GIVEN TASK:
Extract from the listing each line in which the word "title" appears.

AVAILABLE DATA:
_ _ _ _

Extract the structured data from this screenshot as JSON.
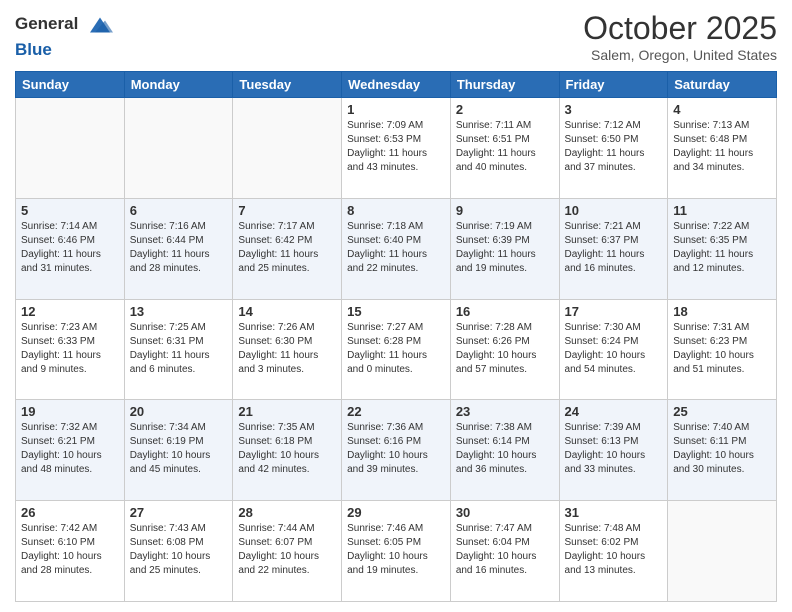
{
  "header": {
    "logo_line1": "General",
    "logo_line2": "Blue",
    "month": "October 2025",
    "location": "Salem, Oregon, United States"
  },
  "weekdays": [
    "Sunday",
    "Monday",
    "Tuesday",
    "Wednesday",
    "Thursday",
    "Friday",
    "Saturday"
  ],
  "weeks": [
    [
      {
        "day": "",
        "info": ""
      },
      {
        "day": "",
        "info": ""
      },
      {
        "day": "",
        "info": ""
      },
      {
        "day": "1",
        "info": "Sunrise: 7:09 AM\nSunset: 6:53 PM\nDaylight: 11 hours\nand 43 minutes."
      },
      {
        "day": "2",
        "info": "Sunrise: 7:11 AM\nSunset: 6:51 PM\nDaylight: 11 hours\nand 40 minutes."
      },
      {
        "day": "3",
        "info": "Sunrise: 7:12 AM\nSunset: 6:50 PM\nDaylight: 11 hours\nand 37 minutes."
      },
      {
        "day": "4",
        "info": "Sunrise: 7:13 AM\nSunset: 6:48 PM\nDaylight: 11 hours\nand 34 minutes."
      }
    ],
    [
      {
        "day": "5",
        "info": "Sunrise: 7:14 AM\nSunset: 6:46 PM\nDaylight: 11 hours\nand 31 minutes."
      },
      {
        "day": "6",
        "info": "Sunrise: 7:16 AM\nSunset: 6:44 PM\nDaylight: 11 hours\nand 28 minutes."
      },
      {
        "day": "7",
        "info": "Sunrise: 7:17 AM\nSunset: 6:42 PM\nDaylight: 11 hours\nand 25 minutes."
      },
      {
        "day": "8",
        "info": "Sunrise: 7:18 AM\nSunset: 6:40 PM\nDaylight: 11 hours\nand 22 minutes."
      },
      {
        "day": "9",
        "info": "Sunrise: 7:19 AM\nSunset: 6:39 PM\nDaylight: 11 hours\nand 19 minutes."
      },
      {
        "day": "10",
        "info": "Sunrise: 7:21 AM\nSunset: 6:37 PM\nDaylight: 11 hours\nand 16 minutes."
      },
      {
        "day": "11",
        "info": "Sunrise: 7:22 AM\nSunset: 6:35 PM\nDaylight: 11 hours\nand 12 minutes."
      }
    ],
    [
      {
        "day": "12",
        "info": "Sunrise: 7:23 AM\nSunset: 6:33 PM\nDaylight: 11 hours\nand 9 minutes."
      },
      {
        "day": "13",
        "info": "Sunrise: 7:25 AM\nSunset: 6:31 PM\nDaylight: 11 hours\nand 6 minutes."
      },
      {
        "day": "14",
        "info": "Sunrise: 7:26 AM\nSunset: 6:30 PM\nDaylight: 11 hours\nand 3 minutes."
      },
      {
        "day": "15",
        "info": "Sunrise: 7:27 AM\nSunset: 6:28 PM\nDaylight: 11 hours\nand 0 minutes."
      },
      {
        "day": "16",
        "info": "Sunrise: 7:28 AM\nSunset: 6:26 PM\nDaylight: 10 hours\nand 57 minutes."
      },
      {
        "day": "17",
        "info": "Sunrise: 7:30 AM\nSunset: 6:24 PM\nDaylight: 10 hours\nand 54 minutes."
      },
      {
        "day": "18",
        "info": "Sunrise: 7:31 AM\nSunset: 6:23 PM\nDaylight: 10 hours\nand 51 minutes."
      }
    ],
    [
      {
        "day": "19",
        "info": "Sunrise: 7:32 AM\nSunset: 6:21 PM\nDaylight: 10 hours\nand 48 minutes."
      },
      {
        "day": "20",
        "info": "Sunrise: 7:34 AM\nSunset: 6:19 PM\nDaylight: 10 hours\nand 45 minutes."
      },
      {
        "day": "21",
        "info": "Sunrise: 7:35 AM\nSunset: 6:18 PM\nDaylight: 10 hours\nand 42 minutes."
      },
      {
        "day": "22",
        "info": "Sunrise: 7:36 AM\nSunset: 6:16 PM\nDaylight: 10 hours\nand 39 minutes."
      },
      {
        "day": "23",
        "info": "Sunrise: 7:38 AM\nSunset: 6:14 PM\nDaylight: 10 hours\nand 36 minutes."
      },
      {
        "day": "24",
        "info": "Sunrise: 7:39 AM\nSunset: 6:13 PM\nDaylight: 10 hours\nand 33 minutes."
      },
      {
        "day": "25",
        "info": "Sunrise: 7:40 AM\nSunset: 6:11 PM\nDaylight: 10 hours\nand 30 minutes."
      }
    ],
    [
      {
        "day": "26",
        "info": "Sunrise: 7:42 AM\nSunset: 6:10 PM\nDaylight: 10 hours\nand 28 minutes."
      },
      {
        "day": "27",
        "info": "Sunrise: 7:43 AM\nSunset: 6:08 PM\nDaylight: 10 hours\nand 25 minutes."
      },
      {
        "day": "28",
        "info": "Sunrise: 7:44 AM\nSunset: 6:07 PM\nDaylight: 10 hours\nand 22 minutes."
      },
      {
        "day": "29",
        "info": "Sunrise: 7:46 AM\nSunset: 6:05 PM\nDaylight: 10 hours\nand 19 minutes."
      },
      {
        "day": "30",
        "info": "Sunrise: 7:47 AM\nSunset: 6:04 PM\nDaylight: 10 hours\nand 16 minutes."
      },
      {
        "day": "31",
        "info": "Sunrise: 7:48 AM\nSunset: 6:02 PM\nDaylight: 10 hours\nand 13 minutes."
      },
      {
        "day": "",
        "info": ""
      }
    ]
  ]
}
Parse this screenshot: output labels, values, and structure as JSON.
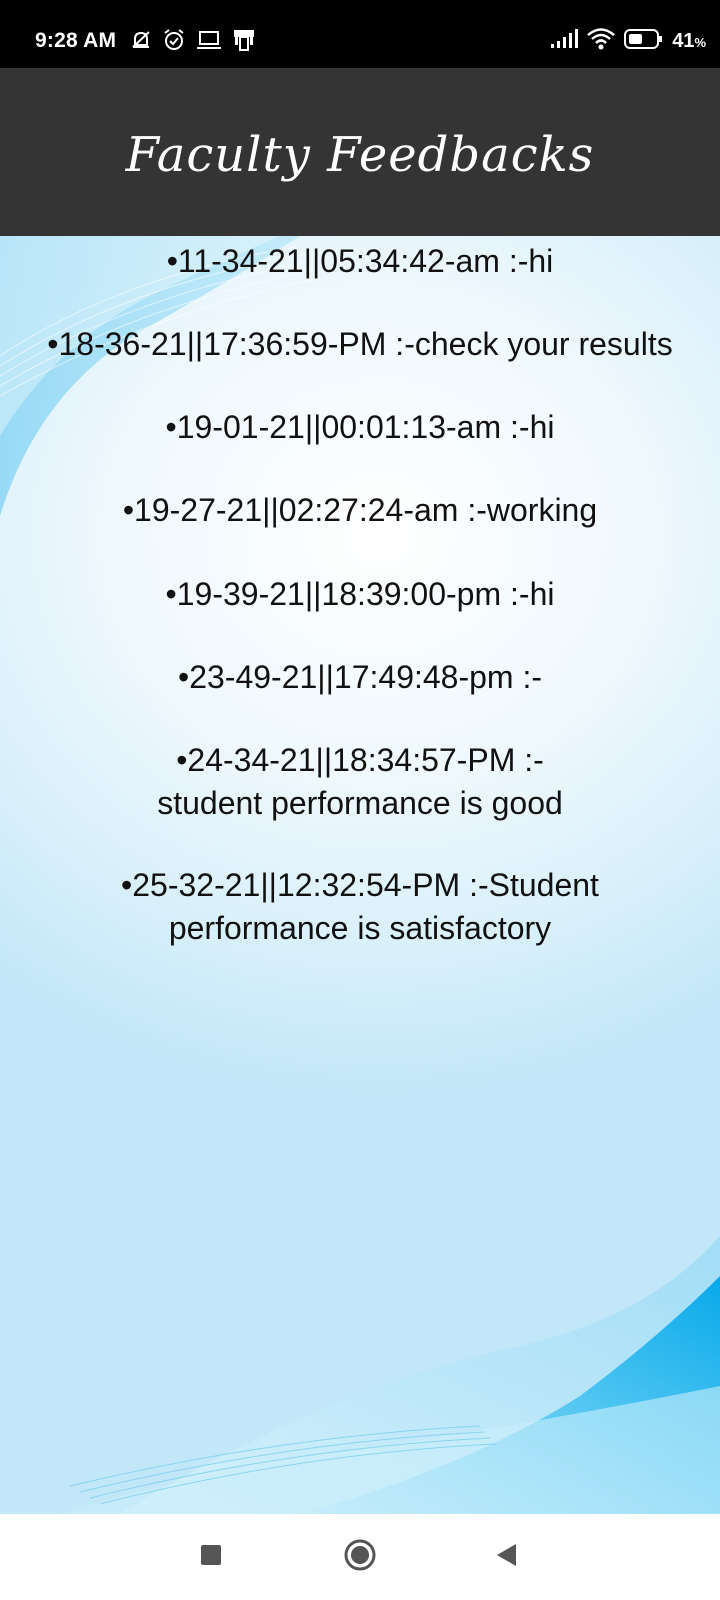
{
  "status_bar": {
    "time": "9:28 AM",
    "left_icons": [
      "mute-bell-icon",
      "alarm-icon",
      "laptop-icon",
      "phone-link-icon"
    ],
    "right_icons": [
      "signal-icon",
      "wifi-icon",
      "battery-icon"
    ],
    "battery_percent": "41",
    "battery_unit": "%"
  },
  "header": {
    "title": "Faculty Feedbacks"
  },
  "feedbacks": [
    "•11-34-21||05:34:42-am :-hi",
    "•18-36-21||17:36:59-PM :-check your results",
    "•19-01-21||00:01:13-am :-hi",
    "•19-27-21||02:27:24-am :-working",
    "•19-39-21||18:39:00-pm :-hi",
    "•23-49-21||17:49:48-pm :-",
    "•24-34-21||18:34:57-PM :-student performance is good",
    "•25-32-21||12:32:54-PM :-Student performance is satisfactory"
  ],
  "nav_bar": {
    "buttons": [
      "recents-square-icon",
      "home-circle-icon",
      "back-triangle-icon"
    ]
  },
  "colors": {
    "status_bar_bg": "#000000",
    "header_bg": "#343434",
    "accent_blue": "#1ea7e4",
    "text": "#111111"
  }
}
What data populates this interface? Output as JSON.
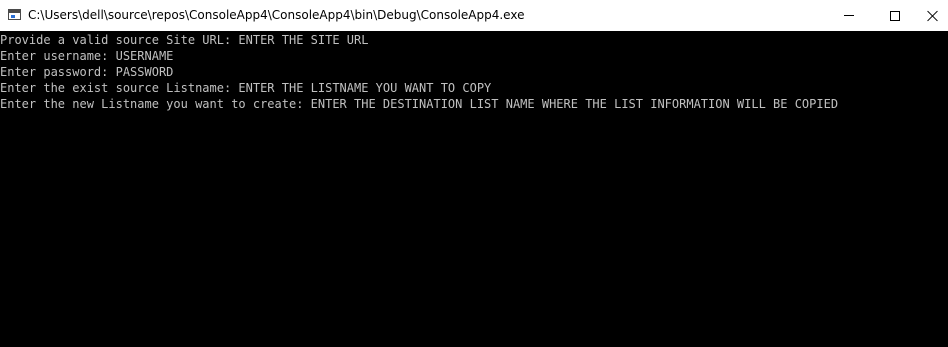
{
  "window": {
    "title": "C:\\Users\\dell\\source\\repos\\ConsoleApp4\\ConsoleApp4\\bin\\Debug\\ConsoleApp4.exe",
    "icon": "console-app-icon",
    "buttons": {
      "minimize": "minimize-icon",
      "maximize": "maximize-icon",
      "close": "close-icon"
    }
  },
  "console": {
    "background": "#000000",
    "foreground": "#c0c0c0",
    "lines": [
      "Provide a valid source Site URL: ENTER THE SITE URL",
      "Enter username: USERNAME",
      "Enter password: PASSWORD",
      "Enter the exist source Listname: ENTER THE LISTNAME YOU WANT TO COPY",
      "Enter the new Listname you want to create: ENTER THE DESTINATION LIST NAME WHERE THE LIST INFORMATION WILL BE COPIED"
    ]
  }
}
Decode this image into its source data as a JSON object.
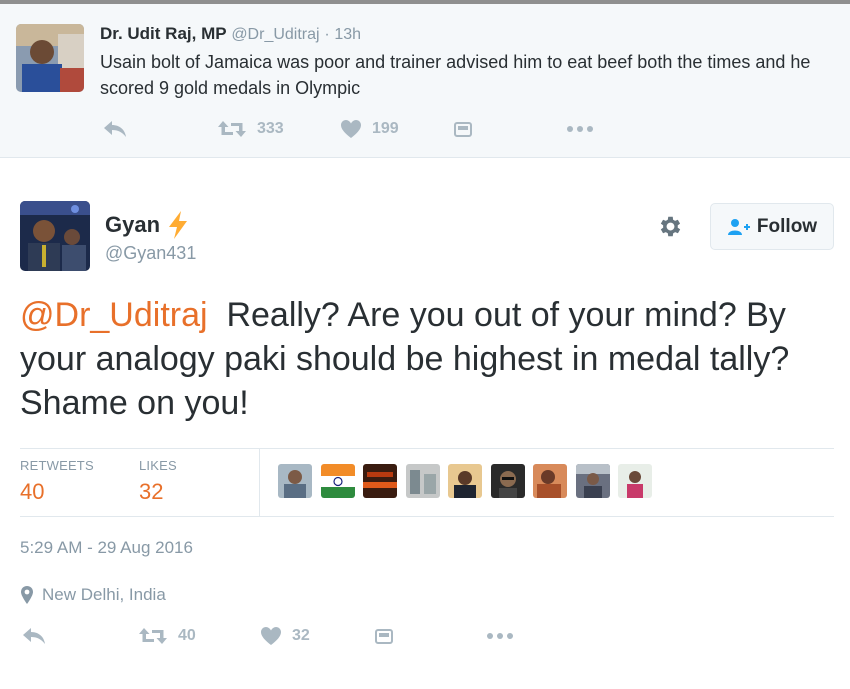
{
  "parent_tweet": {
    "name": "Dr. Udit Raj, MP",
    "handle": "@Dr_Uditraj",
    "separator": "·",
    "time": "13h",
    "text": "Usain bolt of Jamaica was poor and trainer advised him  to eat beef both the times and he scored 9 gold medals in Olympic",
    "retweets": "333",
    "likes": "199"
  },
  "tweet": {
    "name": "Gyan",
    "handle": "@Gyan431",
    "follow_label": "Follow",
    "mention": "@Dr_Uditraj",
    "text": "  Really? Are you out of your mind? By your analogy paki should be highest in medal tally?Shame on you!",
    "stats": {
      "retweets_label": "RETWEETS",
      "retweets": "40",
      "likes_label": "LIKES",
      "likes": "32"
    },
    "timestamp": "5:29 AM - 29 Aug 2016",
    "location": "New Delhi, India",
    "action_retweets": "40",
    "action_likes": "32"
  },
  "colors": {
    "accent": "#e8702a",
    "muted": "#8899a6",
    "icon": "#aab8c2",
    "text": "#292f33",
    "bolt": "#ffac33"
  },
  "icons": [
    "reply-icon",
    "retweet-icon",
    "heart-icon",
    "media-icon",
    "more-icon",
    "gear-icon",
    "follow-person-icon",
    "location-pin-icon",
    "lightning-bolt-icon"
  ]
}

_ _ _ _

SOLUTION:
    "title": "Faculty Feedbacks"
    "title": "C:\\Users\\dell\\source\\repos\\ConsoleApp4\\ConsoleApp4\\bin\\Debug\\ConsoleApp4.exe",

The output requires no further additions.